#### Given problem:
Check each line of the material below for "JSON", then copy the ones that contain it.

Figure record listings
======

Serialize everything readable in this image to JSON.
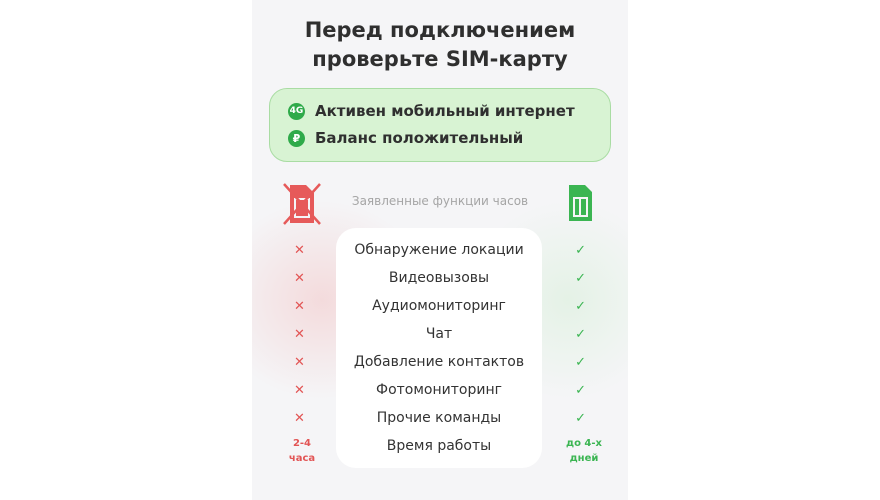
{
  "title": {
    "line1": "Перед подключением",
    "line2": "проверьте SIM-карту"
  },
  "requirements": [
    {
      "icon": "4g-signal-icon",
      "glyph": "4G",
      "label": "Активен мобильный интернет"
    },
    {
      "icon": "ruble-icon",
      "glyph": "₽",
      "label": "Баланс положительный"
    }
  ],
  "subtitle": "Заявленные функции часов",
  "colors": {
    "no": "#e25555",
    "yes": "#3bb552",
    "box": "#d8f3d3"
  },
  "features": [
    "Обнаружение локации",
    "Видеовызовы",
    "Аудиомониторинг",
    "Чат",
    "Добавление контактов",
    "Фотомониторинг",
    "Прочие команды",
    "Время работы"
  ],
  "marks": {
    "no": "✕",
    "yes": "✓"
  },
  "runtime": {
    "without_sim": {
      "line1": "2-4",
      "line2": "часа"
    },
    "with_sim": {
      "line1": "до 4-х",
      "line2": "дней"
    }
  }
}
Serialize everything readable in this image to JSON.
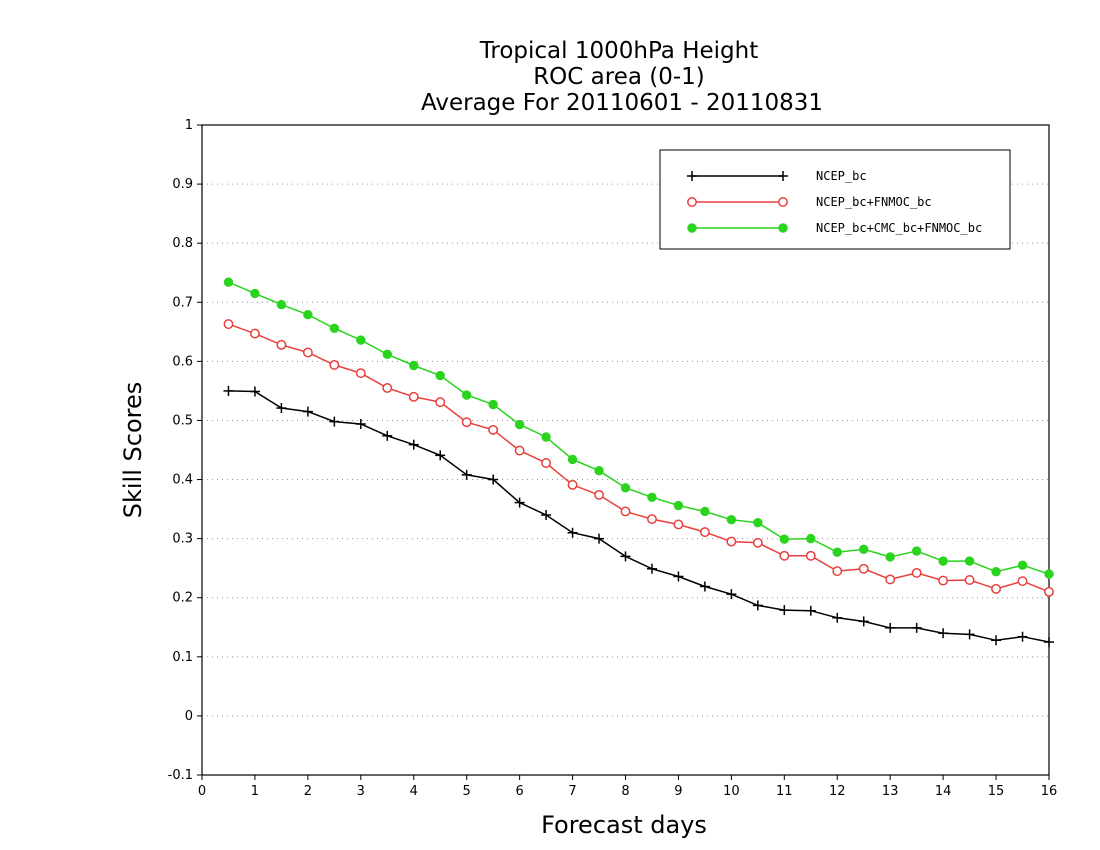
{
  "chart_data": {
    "type": "line",
    "title": [
      "Tropical 1000hPa Height",
      "ROC area (0-1)",
      "Average For 20110601 - 20110831"
    ],
    "xlabel": "Forecast days",
    "ylabel": "Skill Scores",
    "xlim": [
      0,
      16
    ],
    "ylim": [
      -0.1,
      1
    ],
    "xticks": [
      "0",
      "1",
      "2",
      "3",
      "4",
      "5",
      "6",
      "7",
      "8",
      "9",
      "10",
      "11",
      "12",
      "13",
      "14",
      "15",
      "16"
    ],
    "yticks": [
      "-0.1",
      "0",
      "0.1",
      "0.2",
      "0.3",
      "0.4",
      "0.5",
      "0.6",
      "0.7",
      "0.8",
      "0.9",
      "1"
    ],
    "grid": "horizontal dotted",
    "legend_position": "top-right",
    "x": [
      0.5,
      1,
      1.5,
      2,
      2.5,
      3,
      3.5,
      4,
      4.5,
      5,
      5.5,
      6,
      6.5,
      7,
      7.5,
      8,
      8.5,
      9,
      9.5,
      10,
      10.5,
      11,
      11.5,
      12,
      12.5,
      13,
      13.5,
      14,
      14.5,
      15,
      15.5,
      16
    ],
    "series": [
      {
        "name": "NCEP_bc",
        "color": "#000000",
        "marker": "plus",
        "values": [
          0.55,
          0.549,
          0.521,
          0.515,
          0.498,
          0.494,
          0.474,
          0.459,
          0.441,
          0.408,
          0.4,
          0.361,
          0.34,
          0.31,
          0.3,
          0.27,
          0.249,
          0.236,
          0.219,
          0.206,
          0.187,
          0.179,
          0.178,
          0.166,
          0.16,
          0.149,
          0.149,
          0.14,
          0.138,
          0.128,
          0.134,
          0.125
        ]
      },
      {
        "name": "NCEP_bc+FNMOC_bc",
        "color": "#e8403c",
        "marker": "open-circle",
        "values": [
          0.663,
          0.647,
          0.628,
          0.615,
          0.594,
          0.58,
          0.555,
          0.54,
          0.531,
          0.497,
          0.484,
          0.449,
          0.428,
          0.391,
          0.374,
          0.346,
          0.333,
          0.324,
          0.311,
          0.295,
          0.293,
          0.271,
          0.271,
          0.245,
          0.249,
          0.231,
          0.242,
          0.229,
          0.23,
          0.215,
          0.228,
          0.21
        ]
      },
      {
        "name": "NCEP_bc+CMC_bc+FNMOC_bc",
        "color": "#2ad31e",
        "marker": "filled-circle",
        "values": [
          0.734,
          0.715,
          0.696,
          0.679,
          0.656,
          0.636,
          0.612,
          0.593,
          0.576,
          0.543,
          0.527,
          0.493,
          0.472,
          0.434,
          0.415,
          0.386,
          0.37,
          0.356,
          0.346,
          0.332,
          0.327,
          0.299,
          0.3,
          0.277,
          0.282,
          0.269,
          0.279,
          0.262,
          0.262,
          0.244,
          0.255,
          0.24
        ]
      }
    ]
  }
}
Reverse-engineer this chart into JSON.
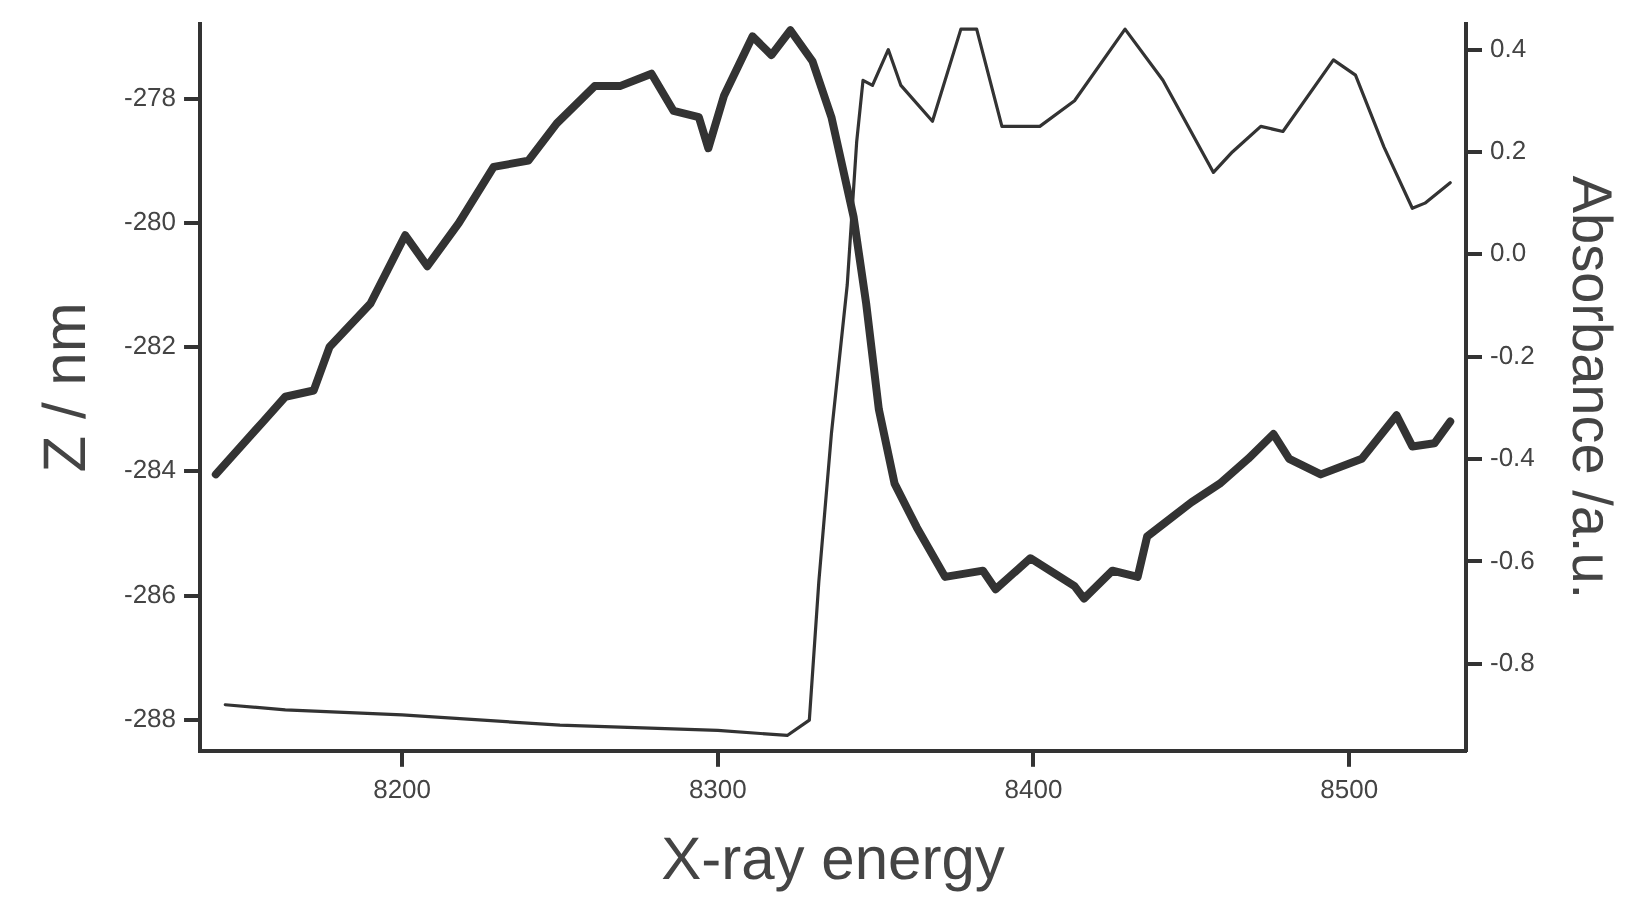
{
  "chart_data": {
    "type": "line",
    "xlabel": "X-ray energy",
    "ylabel": "Z / nm",
    "y2label": "Absorbance /a.u.",
    "xlim": [
      8136,
      8537
    ],
    "xticks": [
      8200,
      8300,
      8400,
      8500
    ],
    "ylim": [
      -288.5,
      -276.8
    ],
    "yticks": [
      -288,
      -286,
      -284,
      -282,
      -280,
      -278
    ],
    "y2lim": [
      -0.97,
      0.45
    ],
    "y2ticks": [
      -0.8,
      -0.6,
      -0.4,
      -0.2,
      {
        "value": 0,
        "label": "0.0"
      },
      0.2,
      0.4
    ],
    "grid": false,
    "legend": false,
    "marker": "none",
    "line_style": "solid",
    "series": [
      {
        "color": "#333333",
        "x": [
          8141,
          8156,
          8163,
          8172,
          8177,
          8190,
          8201,
          8208,
          8218,
          8229,
          8240,
          8249,
          8261,
          8269,
          8279,
          8286,
          8294,
          8297,
          8302,
          8311,
          8317,
          8323,
          8330,
          8336,
          8343,
          8347,
          8351,
          8356,
          8363,
          8372,
          8384,
          8388,
          8399,
          8413,
          8416,
          8425,
          8433,
          8436,
          8450,
          8459,
          8468,
          8476,
          8481,
          8491,
          8504,
          8515,
          8520,
          8527,
          8532
        ],
        "values": [
          -284.05,
          -283.2,
          -282.8,
          -282.7,
          -282.0,
          -281.3,
          -280.2,
          -280.7,
          -280.0,
          -279.1,
          -279.0,
          -278.4,
          -277.8,
          -277.8,
          -277.6,
          -278.2,
          -278.3,
          -278.8,
          -277.95,
          -277.0,
          -277.3,
          -276.9,
          -277.4,
          -278.3,
          -279.9,
          -281.3,
          -283.0,
          -284.2,
          -284.9,
          -285.7,
          -285.6,
          -285.9,
          -285.4,
          -285.85,
          -286.05,
          -285.6,
          -285.7,
          -285.05,
          -284.5,
          -284.2,
          -283.8,
          -283.4,
          -283.8,
          -284.05,
          -283.8,
          -283.1,
          -283.6,
          -283.55,
          -283.2
        ]
      },
      {
        "color": "#333333",
        "axis": "y2",
        "x": [
          8144,
          8163,
          8200,
          8250,
          8300,
          8322,
          8329,
          8332,
          8336,
          8341,
          8344,
          8346,
          8349,
          8354,
          8358,
          8368,
          8377,
          8382,
          8390,
          8402,
          8413,
          8429,
          8441,
          8457,
          8463,
          8472,
          8479,
          8495,
          8502,
          8511,
          8520,
          8524,
          8532
        ],
        "values": [
          -0.88,
          -0.89,
          -0.9,
          -0.92,
          -0.93,
          -0.94,
          -0.91,
          -0.64,
          -0.35,
          -0.06,
          0.22,
          0.34,
          0.33,
          0.4,
          0.33,
          0.26,
          0.44,
          0.44,
          0.25,
          0.25,
          0.3,
          0.44,
          0.34,
          0.16,
          0.2,
          0.25,
          0.24,
          0.38,
          0.35,
          0.21,
          0.09,
          0.1,
          0.14
        ]
      }
    ]
  }
}
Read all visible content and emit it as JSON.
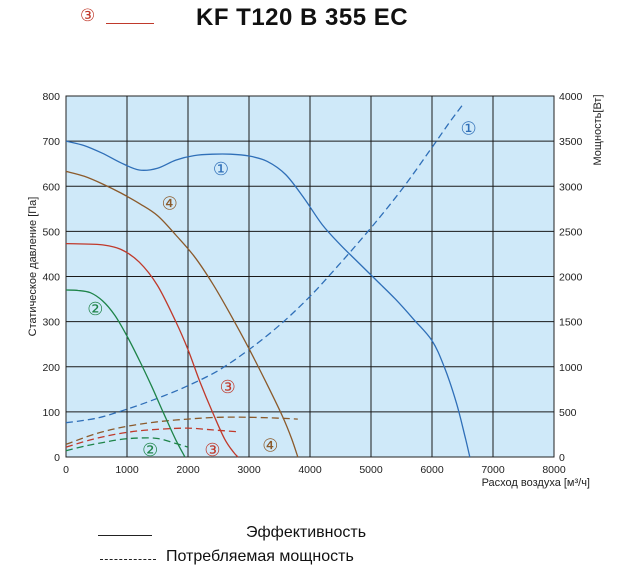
{
  "title": "KF T120 B 355 EC",
  "header_marker": "③",
  "legend": {
    "efficiency": "Эффективность",
    "power": "Потребляемая мощность"
  },
  "chart_data": {
    "type": "line",
    "title": "KF T120 B 355 EC",
    "xlabel": "Расход воздуха [м³/ч]",
    "ylabel": "Статическое давление [Па]",
    "y2label": "Мощность[Вт]",
    "xlim": [
      0,
      8000
    ],
    "ylim": [
      0,
      800
    ],
    "y2lim": [
      0,
      4000
    ],
    "xticks": [
      0,
      1000,
      2000,
      3000,
      4000,
      5000,
      6000,
      7000,
      8000
    ],
    "yticks": [
      0,
      100,
      200,
      300,
      400,
      500,
      600,
      700,
      800
    ],
    "y2ticks": [
      0,
      500,
      1000,
      1500,
      2000,
      2500,
      3000,
      3500,
      4000
    ],
    "grid": true,
    "background": "#cfe9f9",
    "series": [
      {
        "name": "①",
        "kind": "pressure",
        "axis": "left",
        "color": "#2f6fb8",
        "label_at": [
          2540,
          638
        ],
        "x": [
          0,
          300,
          600,
          900,
          1200,
          1500,
          1800,
          2100,
          2400,
          2700,
          3000,
          3300,
          3600,
          3900,
          4200,
          4500,
          4800,
          5100,
          5400,
          5700,
          6000,
          6200,
          6400,
          6550,
          6620
        ],
        "y": [
          700,
          690,
          673,
          652,
          636,
          640,
          658,
          668,
          671,
          671,
          667,
          655,
          626,
          574,
          515,
          470,
          430,
          390,
          350,
          305,
          258,
          200,
          120,
          40,
          0
        ]
      },
      {
        "name": "①",
        "kind": "power",
        "axis": "right",
        "color": "#2f6fb8",
        "label_at": [
          6600,
          3640
        ],
        "x": [
          0,
          500,
          1000,
          1500,
          2000,
          2500,
          3000,
          3500,
          4000,
          4500,
          5000,
          5500,
          6000,
          6300,
          6500
        ],
        "y": [
          380,
          430,
          530,
          650,
          790,
          960,
          1190,
          1460,
          1780,
          2150,
          2540,
          2960,
          3430,
          3720,
          3900
        ]
      },
      {
        "name": "④",
        "kind": "pressure",
        "axis": "left",
        "color": "#8b5a2b",
        "label_at": [
          1700,
          562
        ],
        "x": [
          0,
          300,
          600,
          900,
          1200,
          1500,
          1800,
          2100,
          2400,
          2700,
          3000,
          3300,
          3550,
          3700,
          3800
        ],
        "y": [
          633,
          622,
          605,
          585,
          562,
          535,
          492,
          445,
          385,
          315,
          240,
          160,
          90,
          40,
          0
        ]
      },
      {
        "name": "④",
        "kind": "power",
        "axis": "right",
        "color": "#8b5a2b",
        "label_at": [
          3350,
          130
        ],
        "x": [
          0,
          500,
          1000,
          1500,
          2000,
          2500,
          3000,
          3500,
          3800
        ],
        "y": [
          140,
          260,
          340,
          390,
          420,
          440,
          440,
          430,
          420
        ]
      },
      {
        "name": "③",
        "kind": "pressure",
        "axis": "left",
        "color": "#c0392b",
        "label_at": [
          2650,
          155
        ],
        "x": [
          0,
          300,
          600,
          900,
          1200,
          1500,
          1800,
          2000,
          2200,
          2400,
          2600,
          2750,
          2820
        ],
        "y": [
          473,
          472,
          470,
          460,
          432,
          380,
          300,
          238,
          165,
          100,
          40,
          10,
          0
        ]
      },
      {
        "name": "③",
        "kind": "power",
        "axis": "right",
        "color": "#c0392b",
        "label_at": [
          2400,
          80
        ],
        "x": [
          0,
          400,
          800,
          1200,
          1600,
          2000,
          2400,
          2800
        ],
        "y": [
          110,
          190,
          250,
          290,
          310,
          320,
          300,
          280
        ]
      },
      {
        "name": "②",
        "kind": "pressure",
        "axis": "left",
        "color": "#1e8449",
        "label_at": [
          480,
          328
        ],
        "x": [
          0,
          200,
          400,
          600,
          800,
          1000,
          1200,
          1400,
          1600,
          1800,
          1950
        ],
        "y": [
          370,
          369,
          364,
          346,
          314,
          268,
          215,
          158,
          97,
          38,
          0
        ]
      },
      {
        "name": "②",
        "kind": "power",
        "axis": "right",
        "color": "#1e8449",
        "label_at": [
          1380,
          75
        ],
        "x": [
          0,
          300,
          600,
          900,
          1200,
          1500,
          1800,
          2000
        ],
        "y": [
          70,
          120,
          160,
          195,
          210,
          205,
          150,
          110
        ]
      }
    ]
  }
}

======

#### Task answer:
Serialize everything readable in this image to JSON.
Serialize everything readable in this image to JSON.
Reverse-engineer this chart into JSON.
Read all visible content and emit it as JSON.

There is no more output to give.